* [The task] Look below. Copy each line that has "color" in it.

* [Data section]

______________________________

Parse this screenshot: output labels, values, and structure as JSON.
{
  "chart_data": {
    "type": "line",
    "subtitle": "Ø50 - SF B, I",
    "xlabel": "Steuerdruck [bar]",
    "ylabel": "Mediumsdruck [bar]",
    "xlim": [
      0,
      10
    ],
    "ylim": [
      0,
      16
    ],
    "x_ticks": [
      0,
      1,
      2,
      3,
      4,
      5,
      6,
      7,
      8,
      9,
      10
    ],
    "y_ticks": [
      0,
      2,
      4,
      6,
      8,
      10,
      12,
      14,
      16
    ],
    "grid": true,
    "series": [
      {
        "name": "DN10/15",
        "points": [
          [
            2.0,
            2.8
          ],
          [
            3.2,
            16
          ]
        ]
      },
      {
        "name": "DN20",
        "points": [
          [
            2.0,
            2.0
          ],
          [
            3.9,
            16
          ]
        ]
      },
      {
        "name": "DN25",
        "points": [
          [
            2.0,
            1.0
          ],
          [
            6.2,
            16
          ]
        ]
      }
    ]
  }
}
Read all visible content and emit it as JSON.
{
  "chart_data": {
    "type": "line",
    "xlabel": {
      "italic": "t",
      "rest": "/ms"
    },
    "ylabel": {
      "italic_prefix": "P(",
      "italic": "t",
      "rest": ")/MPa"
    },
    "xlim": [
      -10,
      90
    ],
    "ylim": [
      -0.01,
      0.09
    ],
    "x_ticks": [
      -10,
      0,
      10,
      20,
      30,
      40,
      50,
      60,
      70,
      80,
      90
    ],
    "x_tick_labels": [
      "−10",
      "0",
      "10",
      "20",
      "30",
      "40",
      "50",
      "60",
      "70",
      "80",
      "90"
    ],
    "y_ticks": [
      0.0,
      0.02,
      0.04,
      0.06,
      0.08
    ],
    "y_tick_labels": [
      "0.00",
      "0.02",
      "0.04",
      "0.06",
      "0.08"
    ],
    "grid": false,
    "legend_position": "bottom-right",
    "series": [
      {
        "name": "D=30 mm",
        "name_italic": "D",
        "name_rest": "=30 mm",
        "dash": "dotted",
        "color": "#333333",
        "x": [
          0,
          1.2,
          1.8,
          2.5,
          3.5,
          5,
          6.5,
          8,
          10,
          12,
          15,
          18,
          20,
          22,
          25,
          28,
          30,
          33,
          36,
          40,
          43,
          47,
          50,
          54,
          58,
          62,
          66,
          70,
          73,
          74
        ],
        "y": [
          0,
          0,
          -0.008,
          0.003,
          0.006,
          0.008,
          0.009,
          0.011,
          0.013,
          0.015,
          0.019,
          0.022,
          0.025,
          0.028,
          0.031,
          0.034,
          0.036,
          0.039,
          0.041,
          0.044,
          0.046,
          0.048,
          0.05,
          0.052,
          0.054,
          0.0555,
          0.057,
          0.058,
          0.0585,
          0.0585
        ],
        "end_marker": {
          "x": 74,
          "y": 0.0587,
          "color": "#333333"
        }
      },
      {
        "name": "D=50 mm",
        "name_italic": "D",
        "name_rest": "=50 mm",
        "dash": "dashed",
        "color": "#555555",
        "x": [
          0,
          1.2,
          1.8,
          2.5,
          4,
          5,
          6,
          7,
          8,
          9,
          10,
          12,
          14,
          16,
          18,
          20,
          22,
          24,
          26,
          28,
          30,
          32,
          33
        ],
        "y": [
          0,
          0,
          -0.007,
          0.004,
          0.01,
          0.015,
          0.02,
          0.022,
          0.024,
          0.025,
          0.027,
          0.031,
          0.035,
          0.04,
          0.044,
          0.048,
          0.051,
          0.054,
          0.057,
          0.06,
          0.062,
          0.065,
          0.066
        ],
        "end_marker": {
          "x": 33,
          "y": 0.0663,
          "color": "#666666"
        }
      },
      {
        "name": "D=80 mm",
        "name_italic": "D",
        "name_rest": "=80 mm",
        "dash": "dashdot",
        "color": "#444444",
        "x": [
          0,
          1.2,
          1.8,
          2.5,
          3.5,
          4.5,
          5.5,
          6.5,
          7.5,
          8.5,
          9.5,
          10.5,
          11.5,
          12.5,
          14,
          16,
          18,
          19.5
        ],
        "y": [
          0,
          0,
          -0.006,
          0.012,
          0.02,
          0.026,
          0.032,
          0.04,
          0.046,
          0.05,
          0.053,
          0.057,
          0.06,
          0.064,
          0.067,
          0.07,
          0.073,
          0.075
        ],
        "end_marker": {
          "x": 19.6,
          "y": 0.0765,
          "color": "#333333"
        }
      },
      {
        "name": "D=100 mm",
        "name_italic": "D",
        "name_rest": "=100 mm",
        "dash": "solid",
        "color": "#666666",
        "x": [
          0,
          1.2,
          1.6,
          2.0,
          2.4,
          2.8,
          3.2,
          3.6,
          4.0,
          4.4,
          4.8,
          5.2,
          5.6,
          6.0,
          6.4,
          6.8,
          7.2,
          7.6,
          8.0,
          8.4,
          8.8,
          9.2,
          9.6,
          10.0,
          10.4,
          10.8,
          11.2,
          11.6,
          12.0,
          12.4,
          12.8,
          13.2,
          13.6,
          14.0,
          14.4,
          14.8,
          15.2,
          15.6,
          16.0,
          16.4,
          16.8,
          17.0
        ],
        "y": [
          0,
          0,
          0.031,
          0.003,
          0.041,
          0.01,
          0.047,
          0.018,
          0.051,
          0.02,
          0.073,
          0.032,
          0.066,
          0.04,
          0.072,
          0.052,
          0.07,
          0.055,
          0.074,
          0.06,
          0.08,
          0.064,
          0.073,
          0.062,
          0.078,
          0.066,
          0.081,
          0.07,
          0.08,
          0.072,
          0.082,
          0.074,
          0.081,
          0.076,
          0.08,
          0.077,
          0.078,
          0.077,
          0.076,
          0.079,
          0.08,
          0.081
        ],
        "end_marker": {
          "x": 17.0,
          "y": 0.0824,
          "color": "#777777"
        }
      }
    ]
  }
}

______________________________

* [Written answer]
        "color": "#333333",
          "color": "#333333"
        "color": "#555555",
          "color": "#666666"
        "color": "#444444",
          "color": "#333333"
        "color": "#666666",
          "color": "#777777"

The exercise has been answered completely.